**What the task requires:**
Restate the material word for word and leave out anything that is a picture.

**Entries provided:**
========================================

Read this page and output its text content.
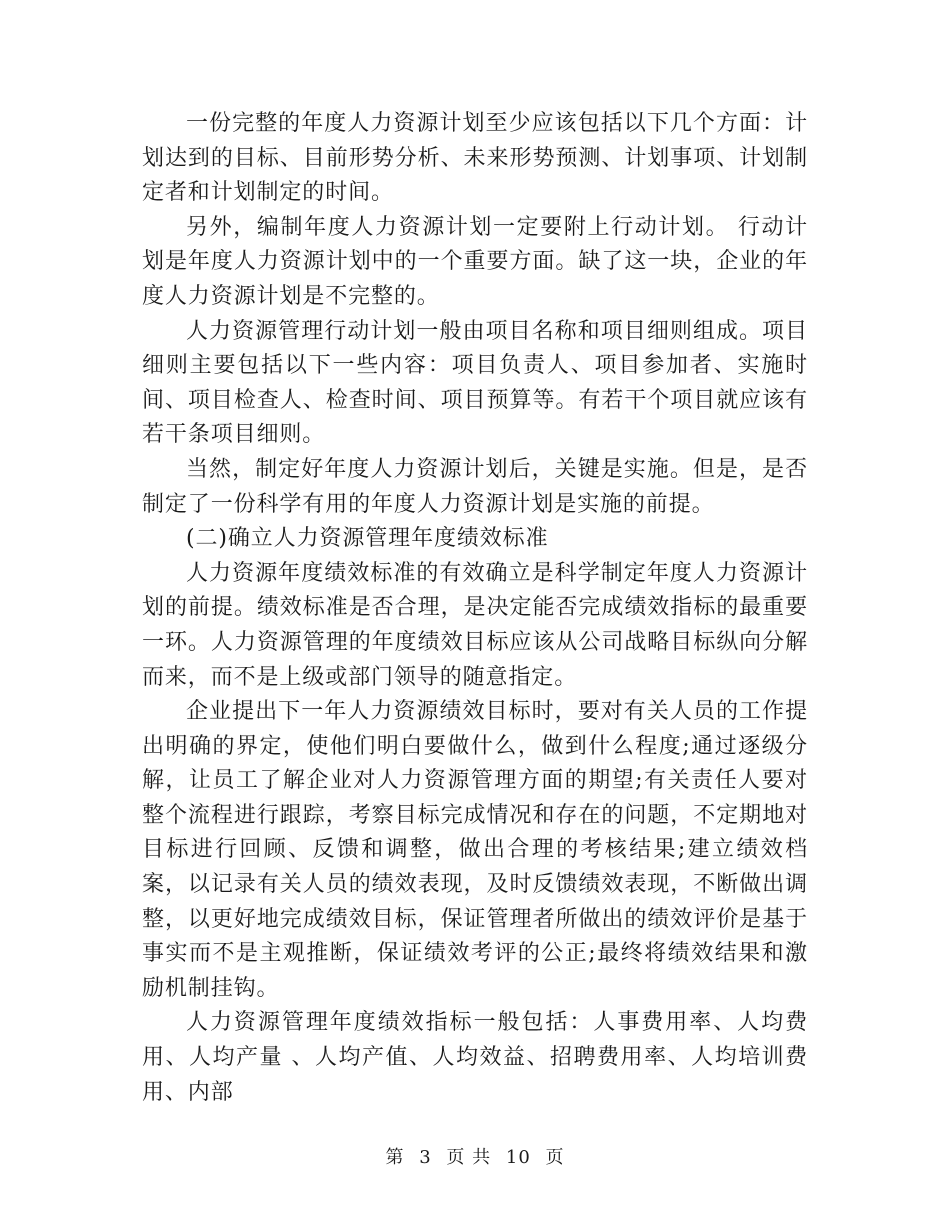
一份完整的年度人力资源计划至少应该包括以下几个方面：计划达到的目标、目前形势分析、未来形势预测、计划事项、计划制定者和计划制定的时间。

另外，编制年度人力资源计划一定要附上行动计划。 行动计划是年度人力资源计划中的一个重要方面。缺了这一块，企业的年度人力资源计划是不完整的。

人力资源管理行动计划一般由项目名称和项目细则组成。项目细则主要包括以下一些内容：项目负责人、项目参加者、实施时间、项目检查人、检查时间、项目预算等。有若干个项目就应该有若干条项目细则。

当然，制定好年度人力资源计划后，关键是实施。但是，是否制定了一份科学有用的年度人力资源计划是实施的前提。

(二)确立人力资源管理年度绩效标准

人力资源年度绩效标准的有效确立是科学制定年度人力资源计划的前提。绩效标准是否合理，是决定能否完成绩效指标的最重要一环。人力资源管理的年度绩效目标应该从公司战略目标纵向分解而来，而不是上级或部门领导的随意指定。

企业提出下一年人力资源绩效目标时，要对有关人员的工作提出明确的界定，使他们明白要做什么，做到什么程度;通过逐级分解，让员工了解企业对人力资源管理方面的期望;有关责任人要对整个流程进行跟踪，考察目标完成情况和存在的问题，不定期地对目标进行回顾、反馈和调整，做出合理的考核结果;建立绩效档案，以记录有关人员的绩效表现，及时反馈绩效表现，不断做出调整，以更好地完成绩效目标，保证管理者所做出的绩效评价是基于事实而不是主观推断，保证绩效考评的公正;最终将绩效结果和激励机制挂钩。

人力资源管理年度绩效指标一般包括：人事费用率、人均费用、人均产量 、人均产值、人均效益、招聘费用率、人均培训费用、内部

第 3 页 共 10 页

========================================

**Output:**
Read this page and output its text content.
一份完整的年度人力资源计划至少应该包括以下几个方面：计划达到的目标、目前形势分析、未来形势预测、计划事项、计划制定者和计划制定的时间。

另外，编制年度人力资源计划一定要附上行动计划。 行动计划是年度人力资源计划中的一个重要方面。缺了这一块，企业的年度人力资源计划是不完整的。

人力资源管理行动计划一般由项目名称和项目细则组成。项目细则主要包括以下一些内容：项目负责人、项目参加者、实施时间、项目检查人、检查时间、项目预算等。有若干个项目就应该有若干条项目细则。

当然，制定好年度人力资源计划后，关键是实施。但是，是否制定了一份科学有用的年度人力资源计划是实施的前提。

(二)确立人力资源管理年度绩效标准

人力资源年度绩效标准的有效确立是科学制定年度人力资源计划的前提。绩效标准是否合理，是决定能否完成绩效指标的最重要一环。人力资源管理的年度绩效目标应该从公司战略目标纵向分解而来，而不是上级或部门领导的随意指定。

企业提出下一年人力资源绩效目标时，要对有关人员的工作提出明确的界定，使他们明白要做什么，做到什么程度;通过逐级分解，让员工了解企业对人力资源管理方面的期望;有关责任人要对整个流程进行跟踪，考察目标完成情况和存在的问题，不定期地对目标进行回顾、反馈和调整，做出合理的考核结果;建立绩效档案，以记录有关人员的绩效表现，及时反馈绩效表现，不断做出调整，以更好地完成绩效目标，保证管理者所做出的绩效评价是基于事实而不是主观推断，保证绩效考评的公正;最终将绩效结果和激励机制挂钩。

人力资源管理年度绩效指标一般包括：人事费用率、人均费用、人均产量 、人均产值、人均效益、招聘费用率、人均培训费用、内部

第 3 页 共 10 页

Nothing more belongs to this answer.